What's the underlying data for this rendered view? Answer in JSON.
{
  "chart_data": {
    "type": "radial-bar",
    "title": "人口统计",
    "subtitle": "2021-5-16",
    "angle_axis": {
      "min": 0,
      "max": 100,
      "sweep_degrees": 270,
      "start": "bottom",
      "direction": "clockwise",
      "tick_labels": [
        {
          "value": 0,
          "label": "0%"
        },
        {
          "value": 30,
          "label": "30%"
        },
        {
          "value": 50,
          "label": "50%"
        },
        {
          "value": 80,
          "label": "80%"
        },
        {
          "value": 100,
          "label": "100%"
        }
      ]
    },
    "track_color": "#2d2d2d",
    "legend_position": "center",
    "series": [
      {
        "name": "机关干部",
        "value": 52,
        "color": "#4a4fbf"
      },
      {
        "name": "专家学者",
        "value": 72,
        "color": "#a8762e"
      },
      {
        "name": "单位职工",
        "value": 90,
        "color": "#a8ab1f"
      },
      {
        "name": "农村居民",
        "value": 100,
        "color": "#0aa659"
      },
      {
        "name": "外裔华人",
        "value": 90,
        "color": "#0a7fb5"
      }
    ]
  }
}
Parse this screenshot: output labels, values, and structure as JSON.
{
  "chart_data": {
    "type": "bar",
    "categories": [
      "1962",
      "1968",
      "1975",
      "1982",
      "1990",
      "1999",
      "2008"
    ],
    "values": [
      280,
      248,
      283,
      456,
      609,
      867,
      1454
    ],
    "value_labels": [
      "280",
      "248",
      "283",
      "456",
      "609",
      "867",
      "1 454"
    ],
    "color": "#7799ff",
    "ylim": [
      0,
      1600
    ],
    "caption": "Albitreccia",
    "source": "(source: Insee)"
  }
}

-- -- --

## AIM
Hand back the material above in full, exactly as written.

## OUTPUT BELOW
What's the underlying data for this rendered view? Answer in JSON.
{
  "chart_data": {
    "type": "radial-bar",
    "title": "人口统计",
    "subtitle": "2021-5-16",
    "angle_axis": {
      "min": 0,
      "max": 100,
      "sweep_degrees": 270,
      "start": "bottom",
      "direction": "clockwise",
      "tick_labels": [
        {
          "value": 0,
          "label": "0%"
        },
        {
          "value": 30,
          "label": "30%"
        },
        {
          "value": 50,
          "label": "50%"
        },
        {
          "value": 80,
          "label": "80%"
        },
        {
          "value": 100,
          "label": "100%"
        }
      ]
    },
    "track_color": "#2d2d2d",
    "legend_position": "center",
    "series": [
      {
        "name": "机关干部",
        "value": 52,
        "color": "#4a4fbf"
      },
      {
        "name": "专家学者",
        "value": 72,
        "color": "#a8762e"
      },
      {
        "name": "单位职工",
        "value": 90,
        "color": "#a8ab1f"
      },
      {
        "name": "农村居民",
        "value": 100,
        "color": "#0aa659"
      },
      {
        "name": "外裔华人",
        "value": 90,
        "color": "#0a7fb5"
      }
    ]
  }
}
Parse this screenshot: output labels, values, and structure as JSON.
{
  "chart_data": {
    "type": "bar",
    "categories": [
      "1962",
      "1968",
      "1975",
      "1982",
      "1990",
      "1999",
      "2008"
    ],
    "values": [
      280,
      248,
      283,
      456,
      609,
      867,
      1454
    ],
    "value_labels": [
      "280",
      "248",
      "283",
      "456",
      "609",
      "867",
      "1 454"
    ],
    "color": "#7799ff",
    "ylim": [
      0,
      1600
    ],
    "caption": "Albitreccia",
    "source": "(source: Insee)"
  }
}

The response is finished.